EXERCISE DIRECTIONS: Quote the whole listing word for word, please.
______
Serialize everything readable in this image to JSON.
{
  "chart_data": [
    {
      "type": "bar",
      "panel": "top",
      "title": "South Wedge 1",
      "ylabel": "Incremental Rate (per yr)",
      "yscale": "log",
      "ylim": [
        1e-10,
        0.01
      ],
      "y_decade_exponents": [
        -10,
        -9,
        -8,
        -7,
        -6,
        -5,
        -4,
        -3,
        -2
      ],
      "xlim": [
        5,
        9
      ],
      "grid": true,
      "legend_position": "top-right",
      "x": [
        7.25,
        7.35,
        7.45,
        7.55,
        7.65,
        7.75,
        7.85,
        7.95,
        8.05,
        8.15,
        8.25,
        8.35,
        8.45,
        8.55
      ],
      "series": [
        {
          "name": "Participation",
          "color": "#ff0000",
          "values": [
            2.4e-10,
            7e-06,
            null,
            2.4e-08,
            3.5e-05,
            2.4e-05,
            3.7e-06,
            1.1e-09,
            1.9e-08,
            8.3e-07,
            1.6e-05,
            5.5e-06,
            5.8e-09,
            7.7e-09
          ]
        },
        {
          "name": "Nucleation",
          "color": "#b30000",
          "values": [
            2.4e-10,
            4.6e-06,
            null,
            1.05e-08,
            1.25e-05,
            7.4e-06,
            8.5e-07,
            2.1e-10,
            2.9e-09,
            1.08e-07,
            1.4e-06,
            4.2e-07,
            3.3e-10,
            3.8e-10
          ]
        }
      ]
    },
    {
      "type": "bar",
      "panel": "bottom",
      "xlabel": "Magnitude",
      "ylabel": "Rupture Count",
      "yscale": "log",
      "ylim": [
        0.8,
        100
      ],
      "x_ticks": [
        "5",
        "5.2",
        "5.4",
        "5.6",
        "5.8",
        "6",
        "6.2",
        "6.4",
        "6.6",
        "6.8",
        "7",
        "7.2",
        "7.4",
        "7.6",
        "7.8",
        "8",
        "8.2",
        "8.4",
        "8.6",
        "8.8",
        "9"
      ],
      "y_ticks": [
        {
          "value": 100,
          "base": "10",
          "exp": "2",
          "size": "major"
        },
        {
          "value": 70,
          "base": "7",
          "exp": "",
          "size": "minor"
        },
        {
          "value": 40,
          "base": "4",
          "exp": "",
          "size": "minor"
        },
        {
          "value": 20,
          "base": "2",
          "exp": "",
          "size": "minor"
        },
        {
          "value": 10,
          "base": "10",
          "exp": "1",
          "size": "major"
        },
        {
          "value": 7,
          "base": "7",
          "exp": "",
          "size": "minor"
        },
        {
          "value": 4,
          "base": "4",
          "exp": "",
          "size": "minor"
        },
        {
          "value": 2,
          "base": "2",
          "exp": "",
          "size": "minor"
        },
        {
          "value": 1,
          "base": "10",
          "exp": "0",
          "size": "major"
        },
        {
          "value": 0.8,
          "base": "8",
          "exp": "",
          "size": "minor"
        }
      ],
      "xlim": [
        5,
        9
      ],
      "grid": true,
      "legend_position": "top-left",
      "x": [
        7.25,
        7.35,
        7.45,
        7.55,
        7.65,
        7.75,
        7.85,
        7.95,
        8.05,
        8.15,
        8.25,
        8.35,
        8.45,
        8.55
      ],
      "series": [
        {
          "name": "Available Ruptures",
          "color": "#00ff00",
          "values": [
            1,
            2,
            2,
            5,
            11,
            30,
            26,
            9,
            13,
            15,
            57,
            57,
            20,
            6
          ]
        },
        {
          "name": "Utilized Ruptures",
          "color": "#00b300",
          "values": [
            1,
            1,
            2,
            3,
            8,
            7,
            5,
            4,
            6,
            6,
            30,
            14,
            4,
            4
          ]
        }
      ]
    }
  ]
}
______
SOLUTION TO THE EXERCISE:
Serialize everything readable in this image to JSON.
{
  "chart_data": [
    {
      "type": "bar",
      "panel": "top",
      "title": "South Wedge 1",
      "ylabel": "Incremental Rate (per yr)",
      "yscale": "log",
      "ylim": [
        1e-10,
        0.01
      ],
      "y_decade_exponents": [
        -10,
        -9,
        -8,
        -7,
        -6,
        -5,
        -4,
        -3,
        -2
      ],
      "xlim": [
        5,
        9
      ],
      "grid": true,
      "legend_position": "top-right",
      "x": [
        7.25,
        7.35,
        7.45,
        7.55,
        7.65,
        7.75,
        7.85,
        7.95,
        8.05,
        8.15,
        8.25,
        8.35,
        8.45,
        8.55
      ],
      "series": [
        {
          "name": "Participation",
          "color": "#ff0000",
          "values": [
            2.4e-10,
            7e-06,
            null,
            2.4e-08,
            3.5e-05,
            2.4e-05,
            3.7e-06,
            1.1e-09,
            1.9e-08,
            8.3e-07,
            1.6e-05,
            5.5e-06,
            5.8e-09,
            7.7e-09
          ]
        },
        {
          "name": "Nucleation",
          "color": "#b30000",
          "values": [
            2.4e-10,
            4.6e-06,
            null,
            1.05e-08,
            1.25e-05,
            7.4e-06,
            8.5e-07,
            2.1e-10,
            2.9e-09,
            1.08e-07,
            1.4e-06,
            4.2e-07,
            3.3e-10,
            3.8e-10
          ]
        }
      ]
    },
    {
      "type": "bar",
      "panel": "bottom",
      "xlabel": "Magnitude",
      "ylabel": "Rupture Count",
      "yscale": "log",
      "ylim": [
        0.8,
        100
      ],
      "x_ticks": [
        "5",
        "5.2",
        "5.4",
        "5.6",
        "5.8",
        "6",
        "6.2",
        "6.4",
        "6.6",
        "6.8",
        "7",
        "7.2",
        "7.4",
        "7.6",
        "7.8",
        "8",
        "8.2",
        "8.4",
        "8.6",
        "8.8",
        "9"
      ],
      "y_ticks": [
        {
          "value": 100,
          "base": "10",
          "exp": "2",
          "size": "major"
        },
        {
          "value": 70,
          "base": "7",
          "exp": "",
          "size": "minor"
        },
        {
          "value": 40,
          "base": "4",
          "exp": "",
          "size": "minor"
        },
        {
          "value": 20,
          "base": "2",
          "exp": "",
          "size": "minor"
        },
        {
          "value": 10,
          "base": "10",
          "exp": "1",
          "size": "major"
        },
        {
          "value": 7,
          "base": "7",
          "exp": "",
          "size": "minor"
        },
        {
          "value": 4,
          "base": "4",
          "exp": "",
          "size": "minor"
        },
        {
          "value": 2,
          "base": "2",
          "exp": "",
          "size": "minor"
        },
        {
          "value": 1,
          "base": "10",
          "exp": "0",
          "size": "major"
        },
        {
          "value": 0.8,
          "base": "8",
          "exp": "",
          "size": "minor"
        }
      ],
      "xlim": [
        5,
        9
      ],
      "grid": true,
      "legend_position": "top-left",
      "x": [
        7.25,
        7.35,
        7.45,
        7.55,
        7.65,
        7.75,
        7.85,
        7.95,
        8.05,
        8.15,
        8.25,
        8.35,
        8.45,
        8.55
      ],
      "series": [
        {
          "name": "Available Ruptures",
          "color": "#00ff00",
          "values": [
            1,
            2,
            2,
            5,
            11,
            30,
            26,
            9,
            13,
            15,
            57,
            57,
            20,
            6
          ]
        },
        {
          "name": "Utilized Ruptures",
          "color": "#00b300",
          "values": [
            1,
            1,
            2,
            3,
            8,
            7,
            5,
            4,
            6,
            6,
            30,
            14,
            4,
            4
          ]
        }
      ]
    }
  ]
}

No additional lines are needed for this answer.